Filter this data down to the lines that hold "progress", and copy them.

━━━━━━━━

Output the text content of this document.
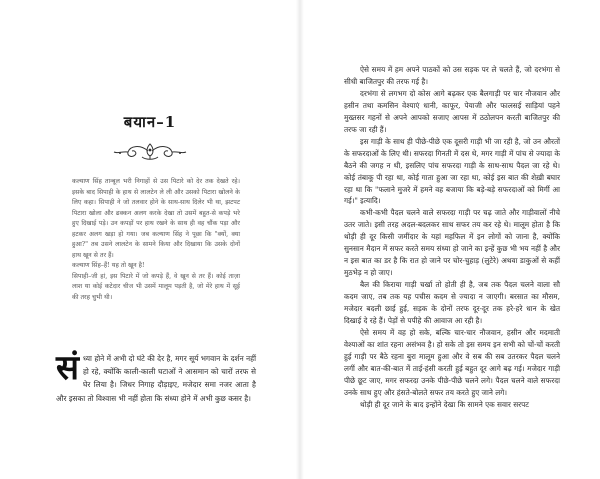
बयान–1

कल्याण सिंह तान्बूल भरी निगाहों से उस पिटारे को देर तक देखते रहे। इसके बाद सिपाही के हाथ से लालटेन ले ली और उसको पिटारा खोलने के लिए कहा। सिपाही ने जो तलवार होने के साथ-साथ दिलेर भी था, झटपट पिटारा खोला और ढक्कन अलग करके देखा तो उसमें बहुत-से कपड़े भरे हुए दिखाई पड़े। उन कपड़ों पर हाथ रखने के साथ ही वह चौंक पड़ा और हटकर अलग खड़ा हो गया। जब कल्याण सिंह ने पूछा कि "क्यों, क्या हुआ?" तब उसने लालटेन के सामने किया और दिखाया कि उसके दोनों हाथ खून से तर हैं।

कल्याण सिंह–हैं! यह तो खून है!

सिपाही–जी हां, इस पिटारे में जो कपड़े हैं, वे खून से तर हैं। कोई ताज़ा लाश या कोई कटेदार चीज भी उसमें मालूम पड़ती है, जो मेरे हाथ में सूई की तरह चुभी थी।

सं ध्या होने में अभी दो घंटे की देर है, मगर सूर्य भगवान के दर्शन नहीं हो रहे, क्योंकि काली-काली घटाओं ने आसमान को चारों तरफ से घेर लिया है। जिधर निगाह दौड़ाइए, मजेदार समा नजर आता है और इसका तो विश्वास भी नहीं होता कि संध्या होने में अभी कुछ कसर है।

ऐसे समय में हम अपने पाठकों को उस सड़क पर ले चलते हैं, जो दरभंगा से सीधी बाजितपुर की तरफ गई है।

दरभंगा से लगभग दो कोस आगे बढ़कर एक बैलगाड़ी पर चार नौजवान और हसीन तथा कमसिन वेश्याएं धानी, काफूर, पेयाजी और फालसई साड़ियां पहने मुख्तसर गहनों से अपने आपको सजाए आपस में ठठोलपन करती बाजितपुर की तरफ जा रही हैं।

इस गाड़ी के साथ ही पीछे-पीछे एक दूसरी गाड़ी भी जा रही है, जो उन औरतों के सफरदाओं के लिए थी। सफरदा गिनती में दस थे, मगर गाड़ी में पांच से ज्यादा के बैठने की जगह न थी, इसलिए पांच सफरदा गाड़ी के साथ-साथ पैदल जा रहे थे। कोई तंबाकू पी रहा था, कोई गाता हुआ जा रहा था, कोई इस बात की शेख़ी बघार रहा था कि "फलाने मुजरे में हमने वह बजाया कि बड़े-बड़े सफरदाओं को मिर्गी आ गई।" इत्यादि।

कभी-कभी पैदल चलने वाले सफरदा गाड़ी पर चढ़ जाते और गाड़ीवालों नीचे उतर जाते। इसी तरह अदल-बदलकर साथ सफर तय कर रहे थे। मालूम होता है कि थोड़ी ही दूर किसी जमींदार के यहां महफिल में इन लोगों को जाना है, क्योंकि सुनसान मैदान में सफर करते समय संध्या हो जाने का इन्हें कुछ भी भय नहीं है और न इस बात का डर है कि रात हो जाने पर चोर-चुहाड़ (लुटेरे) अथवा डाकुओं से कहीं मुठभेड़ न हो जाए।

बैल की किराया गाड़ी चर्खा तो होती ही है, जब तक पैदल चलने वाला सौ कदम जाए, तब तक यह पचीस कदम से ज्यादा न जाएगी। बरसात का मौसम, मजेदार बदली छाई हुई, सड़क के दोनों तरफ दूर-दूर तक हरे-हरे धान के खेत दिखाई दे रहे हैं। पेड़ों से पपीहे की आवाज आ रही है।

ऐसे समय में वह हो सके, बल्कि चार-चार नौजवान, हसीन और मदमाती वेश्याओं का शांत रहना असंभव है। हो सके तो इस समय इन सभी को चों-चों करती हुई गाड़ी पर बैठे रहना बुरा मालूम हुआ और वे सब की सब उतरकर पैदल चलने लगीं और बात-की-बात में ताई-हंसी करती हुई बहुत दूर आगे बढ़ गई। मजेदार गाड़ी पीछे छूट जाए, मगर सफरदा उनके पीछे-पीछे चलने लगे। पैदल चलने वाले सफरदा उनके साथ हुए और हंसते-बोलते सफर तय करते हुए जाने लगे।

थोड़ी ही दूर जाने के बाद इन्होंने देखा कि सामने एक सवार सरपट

━━━━━━━━

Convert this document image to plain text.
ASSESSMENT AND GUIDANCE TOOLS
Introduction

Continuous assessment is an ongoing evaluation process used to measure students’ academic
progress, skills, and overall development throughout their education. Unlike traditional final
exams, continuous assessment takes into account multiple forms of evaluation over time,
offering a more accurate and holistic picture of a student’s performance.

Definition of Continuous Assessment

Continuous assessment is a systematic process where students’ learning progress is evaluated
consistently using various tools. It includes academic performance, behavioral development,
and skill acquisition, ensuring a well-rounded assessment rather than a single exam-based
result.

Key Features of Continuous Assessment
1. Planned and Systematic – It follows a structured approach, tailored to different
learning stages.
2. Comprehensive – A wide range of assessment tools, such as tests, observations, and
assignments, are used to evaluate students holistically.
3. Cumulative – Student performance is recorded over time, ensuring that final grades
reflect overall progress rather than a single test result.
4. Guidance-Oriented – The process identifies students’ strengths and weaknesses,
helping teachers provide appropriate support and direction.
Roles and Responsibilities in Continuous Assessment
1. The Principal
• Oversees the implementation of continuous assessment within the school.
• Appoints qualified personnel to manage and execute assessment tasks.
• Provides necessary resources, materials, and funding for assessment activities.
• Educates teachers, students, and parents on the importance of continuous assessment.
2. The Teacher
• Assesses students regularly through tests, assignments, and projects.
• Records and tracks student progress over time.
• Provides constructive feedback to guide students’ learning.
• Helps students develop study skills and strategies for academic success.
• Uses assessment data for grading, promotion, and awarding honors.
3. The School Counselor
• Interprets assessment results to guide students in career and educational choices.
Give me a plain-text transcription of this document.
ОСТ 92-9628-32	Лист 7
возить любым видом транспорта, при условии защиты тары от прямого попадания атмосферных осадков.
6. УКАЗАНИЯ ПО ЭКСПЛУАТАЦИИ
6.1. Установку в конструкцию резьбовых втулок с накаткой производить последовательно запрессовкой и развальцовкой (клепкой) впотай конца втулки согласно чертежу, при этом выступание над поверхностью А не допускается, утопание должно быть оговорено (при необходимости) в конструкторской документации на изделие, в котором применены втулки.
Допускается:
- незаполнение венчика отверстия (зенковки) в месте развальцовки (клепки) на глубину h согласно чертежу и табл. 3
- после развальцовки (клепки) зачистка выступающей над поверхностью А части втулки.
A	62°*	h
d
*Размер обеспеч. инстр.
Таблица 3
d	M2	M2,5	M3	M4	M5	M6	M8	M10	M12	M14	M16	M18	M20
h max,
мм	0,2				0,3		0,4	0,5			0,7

━━━━━━━━

Finished exercise:
progress, skills, and overall development throughout their education. Unlike traditional final
Continuous assessment is a systematic process where students’ learning progress is evaluated
reflect overall progress rather than a single test result.
• Records and tracks student progress over time.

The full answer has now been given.